- _DIRECTIONS FOR THIS TASK_:
Reproduce the material in full, exactly as written.
BEGIN STORED DATA
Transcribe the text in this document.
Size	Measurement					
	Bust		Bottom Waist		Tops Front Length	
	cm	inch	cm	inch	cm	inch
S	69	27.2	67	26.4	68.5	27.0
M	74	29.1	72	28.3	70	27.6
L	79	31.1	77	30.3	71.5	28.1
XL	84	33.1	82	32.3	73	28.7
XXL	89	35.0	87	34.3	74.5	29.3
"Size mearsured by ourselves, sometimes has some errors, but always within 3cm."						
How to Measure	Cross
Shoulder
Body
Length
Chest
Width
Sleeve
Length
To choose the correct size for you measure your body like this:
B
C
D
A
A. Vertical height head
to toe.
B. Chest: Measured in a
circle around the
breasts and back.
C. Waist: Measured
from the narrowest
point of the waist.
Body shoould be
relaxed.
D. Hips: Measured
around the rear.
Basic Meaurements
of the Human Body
END STORED DATA
- _EXERCISE RESPONSE_:
Transcribe the text in this document.
Size	Measurement					
	Bust		Bottom Waist		Tops Front Length	
	cm	inch	cm	inch	cm	inch
S	69	27.2	67	26.4	68.5	27.0
M	74	29.1	72	28.3	70	27.6
L	79	31.1	77	30.3	71.5	28.1
XL	84	33.1	82	32.3	73	28.7
XXL	89	35.0	87	34.3	74.5	29.3
"Size mearsured by ourselves, sometimes has some errors, but always within 3cm."						
How to Measure	Cross
Shoulder
Body
Length
Chest
Width
Sleeve
Length
To choose the correct size for you measure your body like this:
B
C
D
A
A. Vertical height head
to toe.
B. Chest: Measured in a
circle around the
breasts and back.
C. Waist: Measured
from the narrowest
point of the waist.
Body shoould be
relaxed.
D. Hips: Measured
around the rear.
Basic Meaurements
of the Human Body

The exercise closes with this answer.